• Short problem:
Transcribe the lines below verbatim, skipping the images.

· · · ·

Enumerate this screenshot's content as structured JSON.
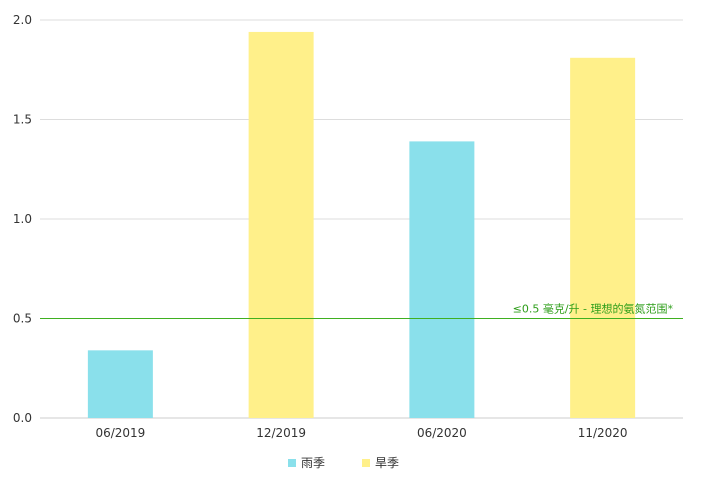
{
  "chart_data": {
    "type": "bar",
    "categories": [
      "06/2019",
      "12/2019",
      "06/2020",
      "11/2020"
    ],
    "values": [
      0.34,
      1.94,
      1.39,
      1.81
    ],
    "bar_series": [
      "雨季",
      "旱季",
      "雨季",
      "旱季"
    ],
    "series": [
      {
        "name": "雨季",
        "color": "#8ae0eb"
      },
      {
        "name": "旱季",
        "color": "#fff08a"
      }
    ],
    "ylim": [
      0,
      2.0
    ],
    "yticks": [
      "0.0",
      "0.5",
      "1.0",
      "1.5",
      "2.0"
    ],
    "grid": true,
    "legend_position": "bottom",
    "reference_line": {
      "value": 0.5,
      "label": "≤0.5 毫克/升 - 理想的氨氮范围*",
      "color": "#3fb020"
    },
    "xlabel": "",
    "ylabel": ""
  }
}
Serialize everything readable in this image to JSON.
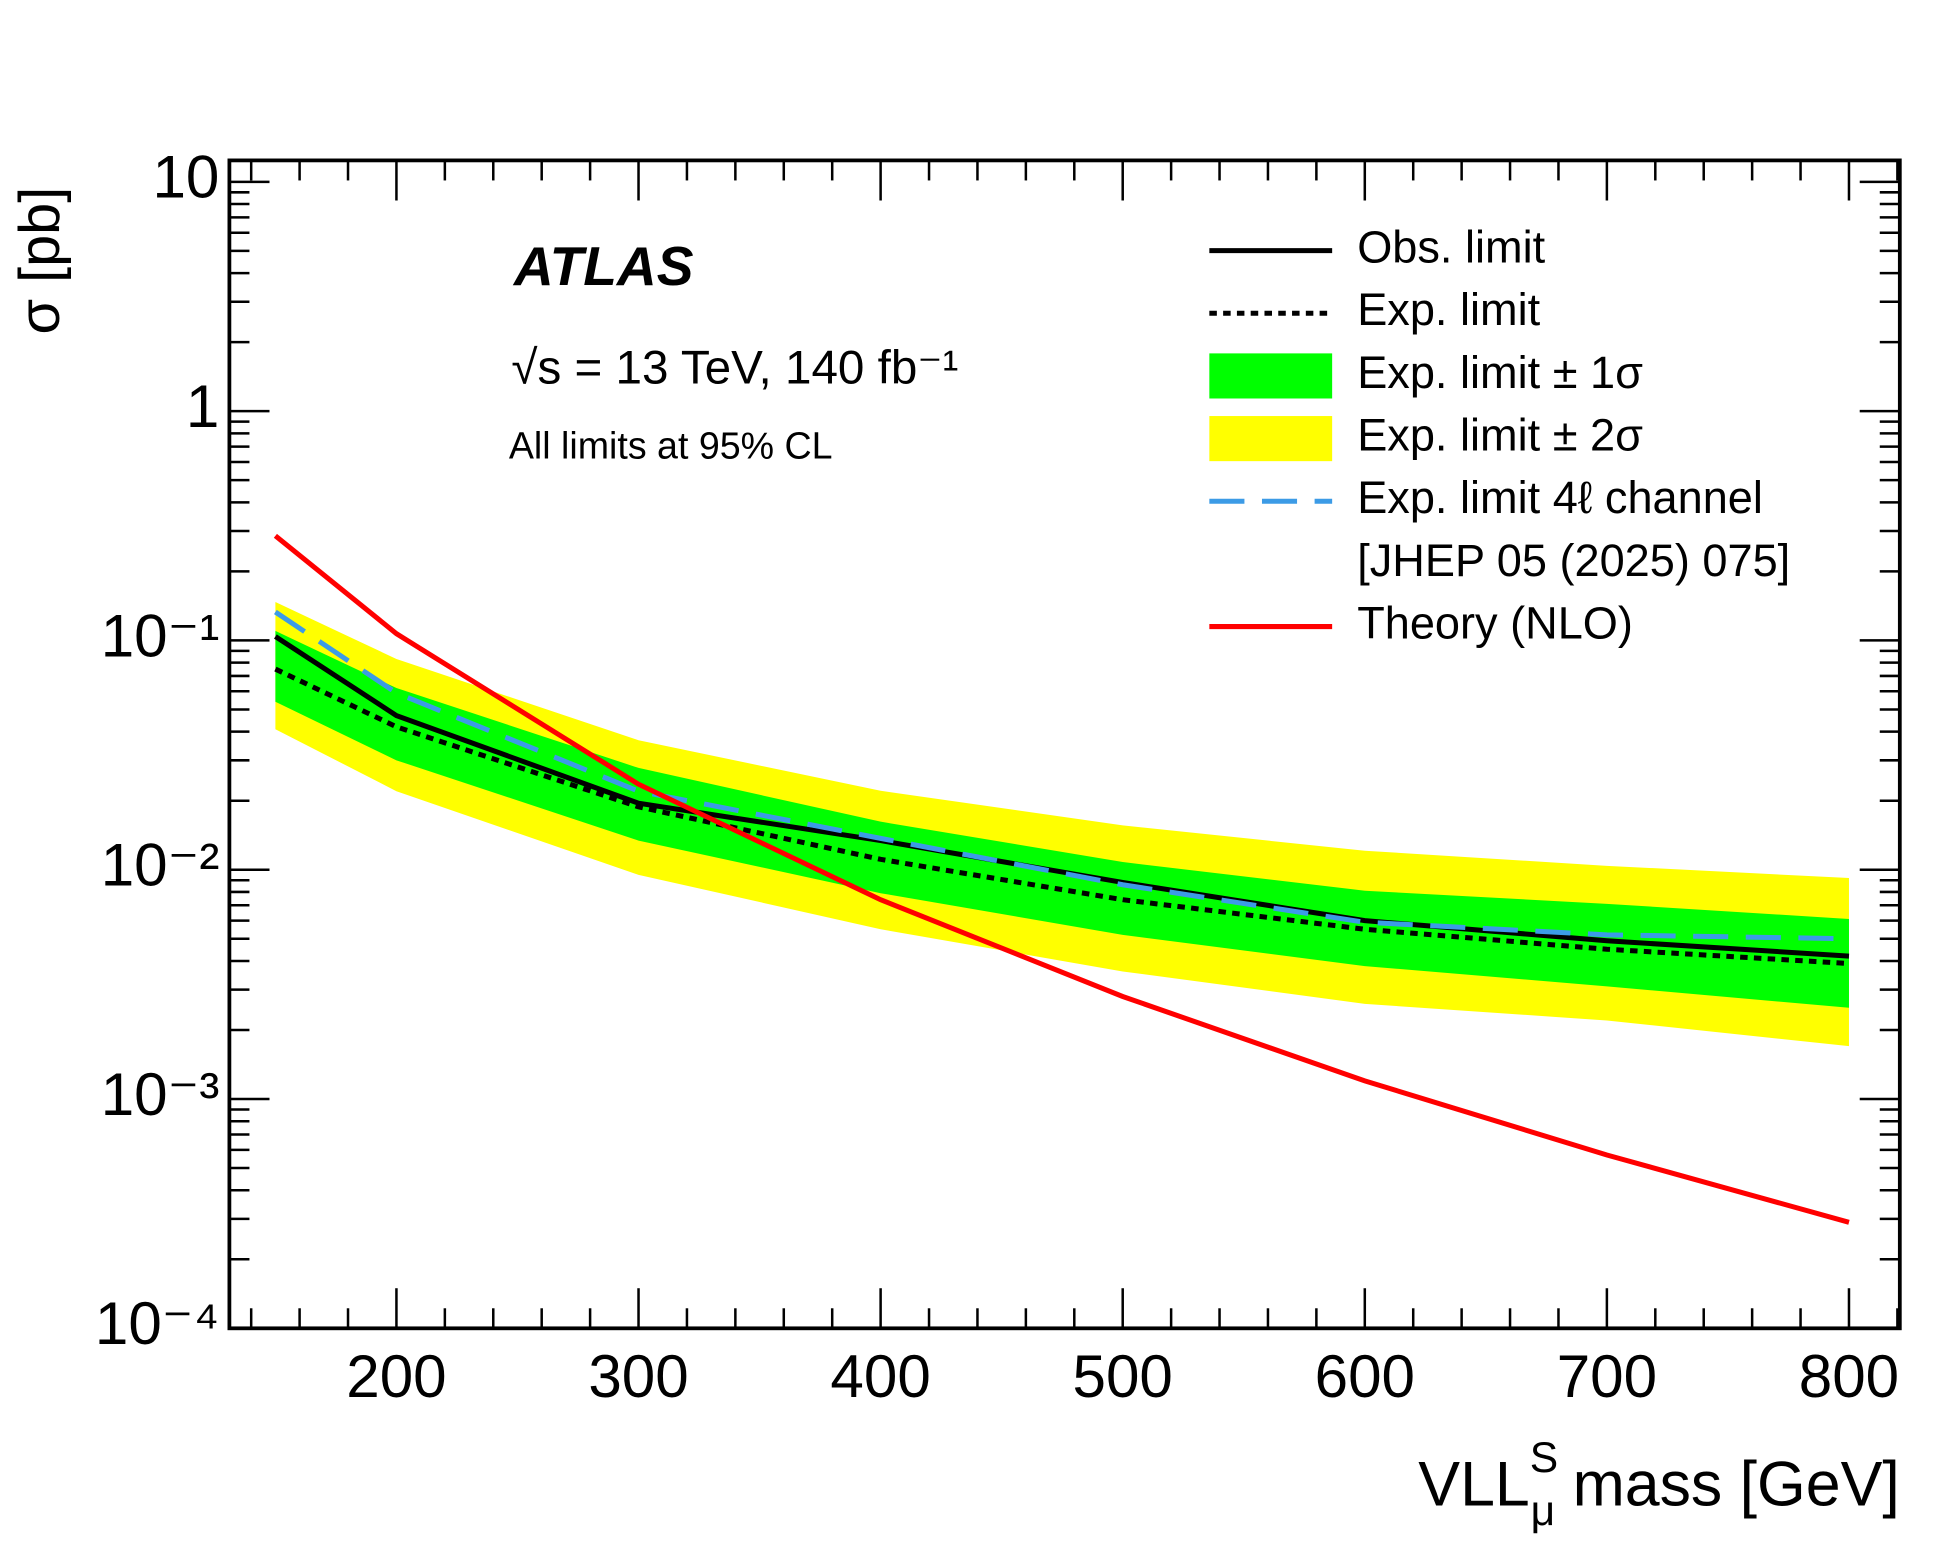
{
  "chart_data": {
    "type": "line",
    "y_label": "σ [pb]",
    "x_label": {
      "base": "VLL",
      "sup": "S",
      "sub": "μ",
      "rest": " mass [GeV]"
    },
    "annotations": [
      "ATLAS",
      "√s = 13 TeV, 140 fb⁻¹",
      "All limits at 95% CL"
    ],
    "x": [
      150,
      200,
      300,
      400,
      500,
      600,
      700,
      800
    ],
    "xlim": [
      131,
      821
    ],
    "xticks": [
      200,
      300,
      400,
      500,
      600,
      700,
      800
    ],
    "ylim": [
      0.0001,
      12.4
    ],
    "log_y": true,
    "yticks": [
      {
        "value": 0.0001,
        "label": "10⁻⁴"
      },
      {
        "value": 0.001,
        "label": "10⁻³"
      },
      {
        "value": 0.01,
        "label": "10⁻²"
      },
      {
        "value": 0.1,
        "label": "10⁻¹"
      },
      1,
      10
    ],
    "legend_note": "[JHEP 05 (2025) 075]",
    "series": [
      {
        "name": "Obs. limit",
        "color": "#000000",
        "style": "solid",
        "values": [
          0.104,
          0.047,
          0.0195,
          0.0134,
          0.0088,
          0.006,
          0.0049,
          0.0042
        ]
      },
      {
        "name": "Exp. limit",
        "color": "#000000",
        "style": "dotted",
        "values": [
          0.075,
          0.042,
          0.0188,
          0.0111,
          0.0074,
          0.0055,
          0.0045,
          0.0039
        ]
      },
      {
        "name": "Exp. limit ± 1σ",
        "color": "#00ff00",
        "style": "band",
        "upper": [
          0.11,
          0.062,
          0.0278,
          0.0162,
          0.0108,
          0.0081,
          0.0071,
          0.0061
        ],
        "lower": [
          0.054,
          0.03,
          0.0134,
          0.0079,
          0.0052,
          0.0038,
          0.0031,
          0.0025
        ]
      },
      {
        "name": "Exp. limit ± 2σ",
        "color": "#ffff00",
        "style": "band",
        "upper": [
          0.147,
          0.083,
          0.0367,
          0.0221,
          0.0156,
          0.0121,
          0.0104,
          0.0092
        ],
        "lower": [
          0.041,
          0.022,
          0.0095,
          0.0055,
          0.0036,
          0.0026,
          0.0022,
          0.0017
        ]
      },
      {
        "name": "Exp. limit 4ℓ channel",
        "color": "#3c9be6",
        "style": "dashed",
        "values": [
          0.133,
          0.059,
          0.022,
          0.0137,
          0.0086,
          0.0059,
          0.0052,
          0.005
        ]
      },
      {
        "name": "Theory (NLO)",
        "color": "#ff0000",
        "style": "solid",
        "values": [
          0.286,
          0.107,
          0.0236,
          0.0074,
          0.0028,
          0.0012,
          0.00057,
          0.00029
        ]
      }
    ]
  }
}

· · · ·

• Response to the task:
Enumerate this screenshot's content as structured JSON.
{
  "chart_data": {
    "type": "bar",
    "categories": [
      "06/2019",
      "12/2019",
      "06/2020",
      "11/2020"
    ],
    "values": [
      0.34,
      1.94,
      1.39,
      1.81
    ],
    "bar_series": [
      "雨季",
      "旱季",
      "雨季",
      "旱季"
    ],
    "series": [
      {
        "name": "雨季",
        "color": "#8ae0eb"
      },
      {
        "name": "旱季",
        "color": "#fff08a"
      }
    ],
    "ylim": [
      0,
      2.0
    ],
    "yticks": [
      "0.0",
      "0.5",
      "1.0",
      "1.5",
      "2.0"
    ],
    "grid": true,
    "legend_position": "bottom",
    "reference_line": {
      "value": 0.5,
      "label": "≤0.5 毫克/升 - 理想的氨氮范围*",
      "color": "#3fb020"
    },
    "xlabel": "",
    "ylabel": ""
  }
}
Serialize everything readable in this image to JSON.
{
  "chart_data": {
    "type": "line",
    "y_label": "σ [pb]",
    "x_label": {
      "base": "VLL",
      "sup": "S",
      "sub": "μ",
      "rest": " mass [GeV]"
    },
    "annotations": [
      "ATLAS",
      "√s = 13 TeV, 140 fb⁻¹",
      "All limits at 95% CL"
    ],
    "x": [
      150,
      200,
      300,
      400,
      500,
      600,
      700,
      800
    ],
    "xlim": [
      131,
      821
    ],
    "xticks": [
      200,
      300,
      400,
      500,
      600,
      700,
      800
    ],
    "ylim": [
      0.0001,
      12.4
    ],
    "log_y": true,
    "yticks": [
      {
        "value": 0.0001,
        "label": "10⁻⁴"
      },
      {
        "value": 0.001,
        "label": "10⁻³"
      },
      {
        "value": 0.01,
        "label": "10⁻²"
      },
      {
        "value": 0.1,
        "label": "10⁻¹"
      },
      1,
      10
    ],
    "legend_note": "[JHEP 05 (2025) 075]",
    "series": [
      {
        "name": "Obs. limit",
        "color": "#000000",
        "style": "solid",
        "values": [
          0.104,
          0.047,
          0.0195,
          0.0134,
          0.0088,
          0.006,
          0.0049,
          0.0042
        ]
      },
      {
        "name": "Exp. limit",
        "color": "#000000",
        "style": "dotted",
        "values": [
          0.075,
          0.042,
          0.0188,
          0.0111,
          0.0074,
          0.0055,
          0.0045,
          0.0039
        ]
      },
      {
        "name": "Exp. limit ± 1σ",
        "color": "#00ff00",
        "style": "band",
        "upper": [
          0.11,
          0.062,
          0.0278,
          0.0162,
          0.0108,
          0.0081,
          0.0071,
          0.0061
        ],
        "lower": [
          0.054,
          0.03,
          0.0134,
          0.0079,
          0.0052,
          0.0038,
          0.0031,
          0.0025
        ]
      },
      {
        "name": "Exp. limit ± 2σ",
        "color": "#ffff00",
        "style": "band",
        "upper": [
          0.147,
          0.083,
          0.0367,
          0.0221,
          0.0156,
          0.0121,
          0.0104,
          0.0092
        ],
        "lower": [
          0.041,
          0.022,
          0.0095,
          0.0055,
          0.0036,
          0.0026,
          0.0022,
          0.0017
        ]
      },
      {
        "name": "Exp. limit 4ℓ channel",
        "color": "#3c9be6",
        "style": "dashed",
        "values": [
          0.133,
          0.059,
          0.022,
          0.0137,
          0.0086,
          0.0059,
          0.0052,
          0.005
        ]
      },
      {
        "name": "Theory (NLO)",
        "color": "#ff0000",
        "style": "solid",
        "values": [
          0.286,
          0.107,
          0.0236,
          0.0074,
          0.0028,
          0.0012,
          0.00057,
          0.00029
        ]
      }
    ]
  }
}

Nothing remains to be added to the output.